● Extracted information:

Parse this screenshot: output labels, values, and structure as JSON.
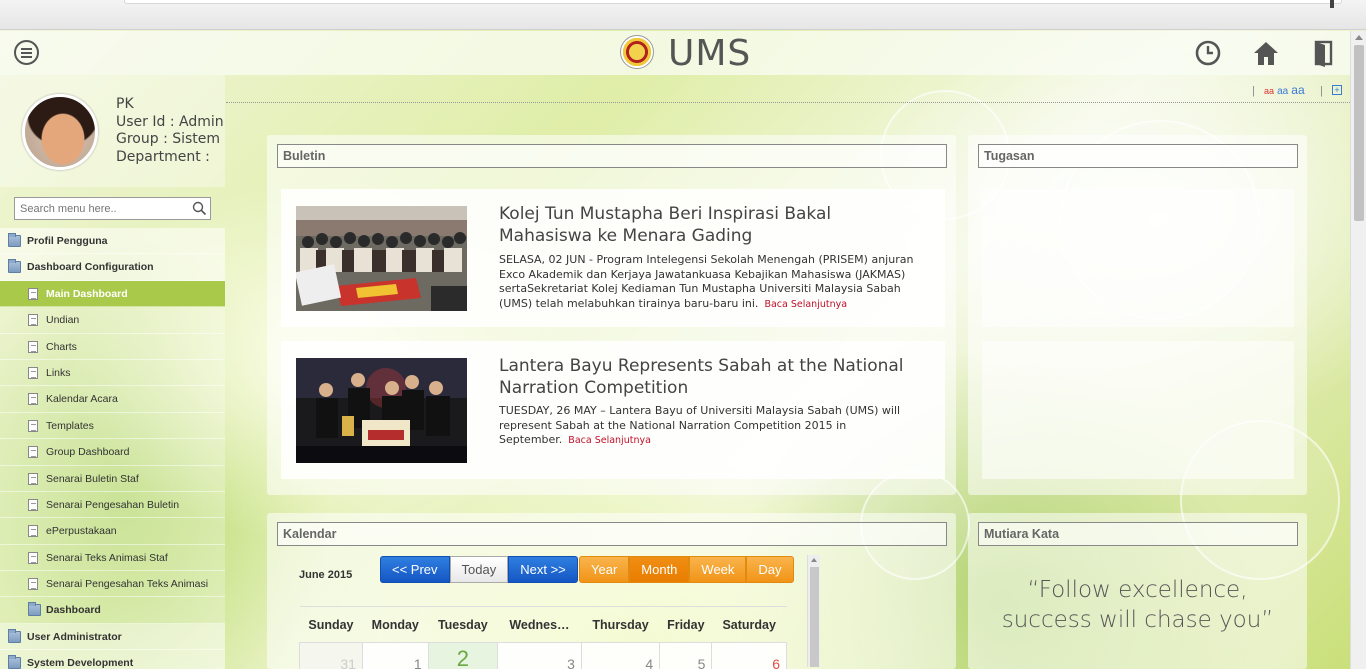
{
  "header": {
    "title": "UMS",
    "icons": [
      "menu-icon",
      "clock-icon",
      "home-icon",
      "logout-icon"
    ]
  },
  "profile": {
    "name": "PK",
    "user_id": "User Id : Admin",
    "group": "Group : Sistem",
    "department": "Department :"
  },
  "search": {
    "placeholder": "Search menu here.."
  },
  "menu": [
    {
      "label": "Profil Pengguna",
      "level": 0,
      "icon": "folder-icon"
    },
    {
      "label": "Dashboard Configuration",
      "level": 0,
      "icon": "folder-icon"
    },
    {
      "label": "Main Dashboard",
      "level": 1,
      "icon": "document-icon",
      "active": true
    },
    {
      "label": "Undian",
      "level": 1,
      "icon": "document-icon"
    },
    {
      "label": "Charts",
      "level": 1,
      "icon": "document-icon"
    },
    {
      "label": "Links",
      "level": 1,
      "icon": "document-icon"
    },
    {
      "label": "Kalendar Acara",
      "level": 1,
      "icon": "document-icon"
    },
    {
      "label": "Templates",
      "level": 1,
      "icon": "document-icon"
    },
    {
      "label": "Group Dashboard",
      "level": 1,
      "icon": "document-icon"
    },
    {
      "label": "Senarai Buletin Staf",
      "level": 1,
      "icon": "document-icon"
    },
    {
      "label": "Senarai Pengesahan Buletin",
      "level": 1,
      "icon": "document-icon"
    },
    {
      "label": "ePerpustakaan",
      "level": 1,
      "icon": "document-icon"
    },
    {
      "label": "Senarai Teks Animasi Staf",
      "level": 1,
      "icon": "document-icon"
    },
    {
      "label": "Senarai Pengesahan Teks Animasi",
      "level": 1,
      "icon": "document-icon"
    },
    {
      "label": "Dashboard",
      "level": 1,
      "icon": "folder-icon",
      "bold": true
    },
    {
      "label": "User Administrator",
      "level": 0,
      "icon": "folder-icon"
    },
    {
      "label": "System Development",
      "level": 0,
      "icon": "folder-icon"
    }
  ],
  "font_size_links": {
    "small": "aa",
    "medium": "aa",
    "large": "aa",
    "separator": "|"
  },
  "buletin": {
    "title": "Buletin",
    "items": [
      {
        "title": "Kolej Tun Mustapha Beri Inspirasi Bakal Mahasiswa ke Menara Gading",
        "body": "SELASA, 02 JUN - Program Intelegensi Sekolah Menengah (PRISEM) anjuran Exco Akademik dan Kerjaya Jawatankuasa Kebajikan Mahasiswa (JAKMAS) sertaSekretariat Kolej Kediaman Tun Mustapha Universiti Malaysia Sabah (UMS) telah melabuhkan tirainya baru-baru ini.",
        "read_more": "Baca Selanjutnya"
      },
      {
        "title": "Lantera Bayu Represents Sabah at the National Narration Competition",
        "body": "TUESDAY, 26 MAY – Lantera Bayu of Universiti Malaysia Sabah (UMS) will represent Sabah at the National Narration Competition 2015 in September.",
        "read_more": "Baca Selanjutnya"
      }
    ]
  },
  "tugasan": {
    "title": "Tugasan"
  },
  "kalendar": {
    "title": "Kalendar",
    "month": "June 2015",
    "nav_buttons": {
      "prev": "<< Prev",
      "today": "Today",
      "next": "Next >>"
    },
    "view_buttons": [
      "Year",
      "Month",
      "Week",
      "Day"
    ],
    "active_view": "Month",
    "weekdays": [
      "Sunday",
      "Monday",
      "Tuesday",
      "Wednes…",
      "Thursday",
      "Friday",
      "Saturday"
    ],
    "first_row": [
      "31",
      "1",
      "2",
      "3",
      "4",
      "5",
      "6"
    ],
    "today": "2"
  },
  "mutiara": {
    "title": "Mutiara Kata",
    "quote_line1": "“Follow excellence,",
    "quote_line2": "success will chase you”"
  },
  "colors": {
    "accent_green": "#a9c94a",
    "nav_blue": "#1a5fcf",
    "view_orange": "#f19418",
    "read_more_red": "#c0102a"
  }
}
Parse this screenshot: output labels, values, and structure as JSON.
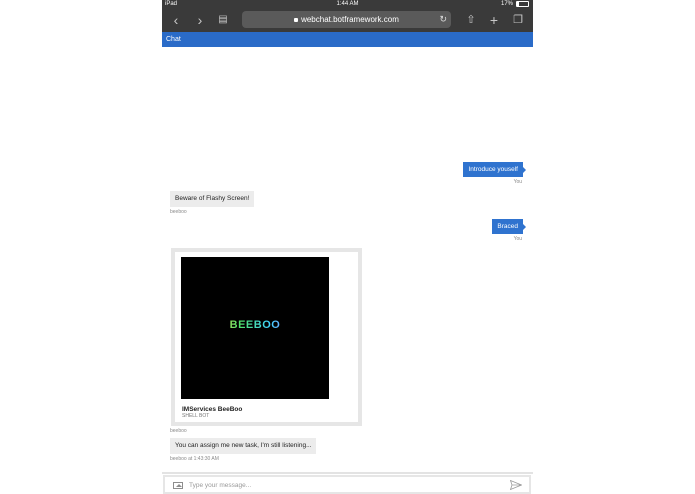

● Task directions:
Skip the images and write out the rest of the listing exactly.

● Result:
Parse this screenshot: output labels, values, and structure as JSON.
{
  "header": {
    "title": "UMS",
    "icons": [
      "menu-icon",
      "clock-icon",
      "home-icon",
      "logout-icon"
    ]
  },
  "profile": {
    "name": "PK",
    "user_id": "User Id : Admin",
    "group": "Group : Sistem",
    "department": "Department :"
  },
  "search": {
    "placeholder": "Search menu here.."
  },
  "menu": [
    {
      "label": "Profil Pengguna",
      "level": 0,
      "icon": "folder-icon"
    },
    {
      "label": "Dashboard Configuration",
      "level": 0,
      "icon": "folder-icon"
    },
    {
      "label": "Main Dashboard",
      "level": 1,
      "icon": "document-icon",
      "active": true
    },
    {
      "label": "Undian",
      "level": 1,
      "icon": "document-icon"
    },
    {
      "label": "Charts",
      "level": 1,
      "icon": "document-icon"
    },
    {
      "label": "Links",
      "level": 1,
      "icon": "document-icon"
    },
    {
      "label": "Kalendar Acara",
      "level": 1,
      "icon": "document-icon"
    },
    {
      "label": "Templates",
      "level": 1,
      "icon": "document-icon"
    },
    {
      "label": "Group Dashboard",
      "level": 1,
      "icon": "document-icon"
    },
    {
      "label": "Senarai Buletin Staf",
      "level": 1,
      "icon": "document-icon"
    },
    {
      "label": "Senarai Pengesahan Buletin",
      "level": 1,
      "icon": "document-icon"
    },
    {
      "label": "ePerpustakaan",
      "level": 1,
      "icon": "document-icon"
    },
    {
      "label": "Senarai Teks Animasi Staf",
      "level": 1,
      "icon": "document-icon"
    },
    {
      "label": "Senarai Pengesahan Teks Animasi",
      "level": 1,
      "icon": "document-icon"
    },
    {
      "label": "Dashboard",
      "level": 1,
      "icon": "folder-icon",
      "bold": true
    },
    {
      "label": "User Administrator",
      "level": 0,
      "icon": "folder-icon"
    },
    {
      "label": "System Development",
      "level": 0,
      "icon": "folder-icon"
    }
  ],
  "font_size_links": {
    "small": "aa",
    "medium": "aa",
    "large": "aa",
    "separator": "|"
  },
  "buletin": {
    "title": "Buletin",
    "items": [
      {
        "title": "Kolej Tun Mustapha Beri Inspirasi Bakal Mahasiswa ke Menara Gading",
        "body": "SELASA, 02 JUN - Program Intelegensi Sekolah Menengah (PRISEM) anjuran Exco Akademik dan Kerjaya Jawatankuasa Kebajikan Mahasiswa (JAKMAS) sertaSekretariat Kolej Kediaman Tun Mustapha Universiti Malaysia Sabah (UMS) telah melabuhkan tirainya baru-baru ini.",
        "read_more": "Baca Selanjutnya"
      },
      {
        "title": "Lantera Bayu Represents Sabah at the National Narration Competition",
        "body": "TUESDAY, 26 MAY – Lantera Bayu of Universiti Malaysia Sabah (UMS) will represent Sabah at the National Narration Competition 2015 in September.",
        "read_more": "Baca Selanjutnya"
      }
    ]
  },
  "tugasan": {
    "title": "Tugasan"
  },
  "kalendar": {
    "title": "Kalendar",
    "month": "June 2015",
    "nav_buttons": {
      "prev": "<< Prev",
      "today": "Today",
      "next": "Next >>"
    },
    "view_buttons": [
      "Year",
      "Month",
      "Week",
      "Day"
    ],
    "active_view": "Month",
    "weekdays": [
      "Sunday",
      "Monday",
      "Tuesday",
      "Wednes…",
      "Thursday",
      "Friday",
      "Saturday"
    ],
    "first_row": [
      "31",
      "1",
      "2",
      "3",
      "4",
      "5",
      "6"
    ],
    "today": "2"
  },
  "mutiara": {
    "title": "Mutiara Kata",
    "quote_line1": "“Follow excellence,",
    "quote_line2": "success will chase you”"
  },
  "colors": {
    "accent_green": "#a9c94a",
    "nav_blue": "#1a5fcf",
    "view_orange": "#f19418",
    "read_more_red": "#c0102a"
  }
}
Parse this screenshot: output labels, values, and structure as JSON.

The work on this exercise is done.